Provided text:

— Start —

4.      Certain Covenants of the Company : In further consideration of the agreements of the Underwriters herein contained, the Company covenants as follows:

(a)      As soon as practicable, and in any event within the time prescribed by Rule 424 under the Act, to file any Prospectus Supplement relating to the [Unsecured Notes] with the Commission; as soon as the Company is advised thereof, to advise the Representative and confirm the advice in writing of any request made by the Commission for amendments to the Registration Statement or the Prospectus or for additional information with respect thereto or of the entry of a stop order suspending the effectiveness of the Registration Statement or of the initiation or threat of any proceedings for that purpose and, if such a stop order should be entered by the Commission, to make every reason-able effort to obtain the prompt lifting or removal thereof.

(b)      To deliver to the Underwriters, without charge, as soon as practicable (and in any event within 24 hours after the date hereof), and from time to time thereafter during such period of time (not exceeding nine months) after the date hereof as they are required by law to deliver a prospectus, as many copies of the Prospectus (as supplemented or amended if the Company shall have made any supplements or amendments thereto) as the Representative may reasonably request; and in case any Underwriter is required to deliver a prospectus after the expiration of nine months after the date hereof, to furnish to any Underwriter, upon request, at the expense of such Underwriter, a reasonable quantity of a supplemental prospectus or of supplements to the Prospectus complying with Section 10(a)(3) of the Act.

(c)      To furnish to the Representative a copy, certified by the Secretary or an Assistant Secretary of the Company, of the Registration Statement as initially filed with the Commission and of all amendments thereto (exclusive of exhibits), and, upon request, to furnish to the Representative sufficient plain copies thereof (exclusive of exhibits) for distribution of one to the other Underwriters.

— End —

Data excerpt:
— Start —

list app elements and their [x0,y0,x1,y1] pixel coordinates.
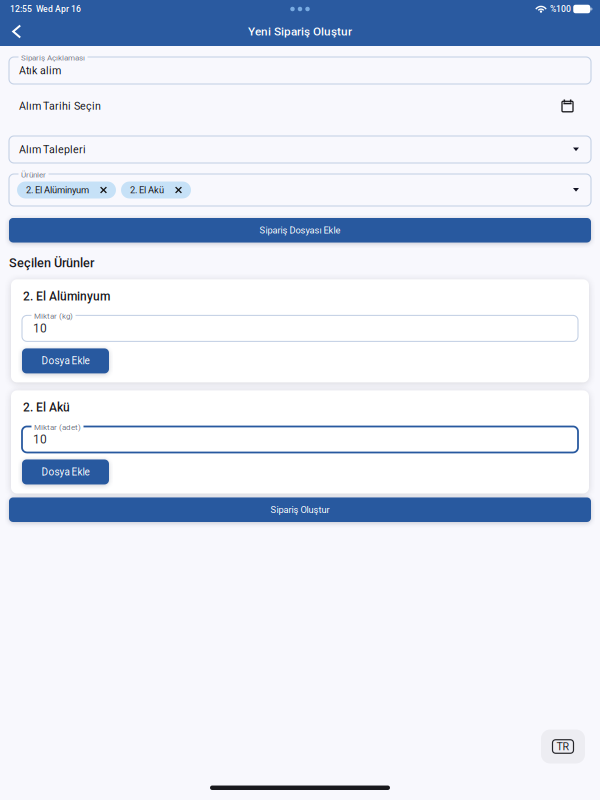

— End —

Given request 1: Say whether each statement agrees with the covenants excerpt, answering yes or no and quoting the words that decide it: (a) The Company must deliver copies of the Prospectus within 24 hours after the date of the agreement. (b) Supplemental prospectus copies furnished after nine months are provided at the Company's expense. (c) The certified copy of the Registration Statement furnished to the Representative includes exhibits.
Given request 2: Pick up the covenants excerpt after its last sentence and write what comes next.
The data here is separate from the covenants excerpt.

Result 1:
(a) Yes: "in any event within 24 hours after the date hereof"
(b) No: "at the expense of such Underwriter"
(c) No: "(exclusive of exhibits)"

Result 2:
(d)      For such period of time (not exceeding nine months) after the date hereof as they are required by law to deliver a prospectus, if any event shall have occurred as a result of which it is necessary to amend or supplement the Prospectus in order to make the statements therein, in the light of the circumstances when the Prospectus is delivered to a purchaser, not contain any untrue statement of a material fact or not omit to state any material fact required to be stated therein or necessary in order to make the statements therein not misleading, forthwith to prepare and furnish, at its own expense, to the Underwriters and to dealers (whose names and addresses are furnished to the Company by the Representative) to whom principal amounts of the [Unsecured Notes] may have been sold by the Representative for the accounts of the Underwriters and, upon request, to
    

4




any other dealers making such request, copies of such amendments to the Prospectus or supplements to the Prospectus.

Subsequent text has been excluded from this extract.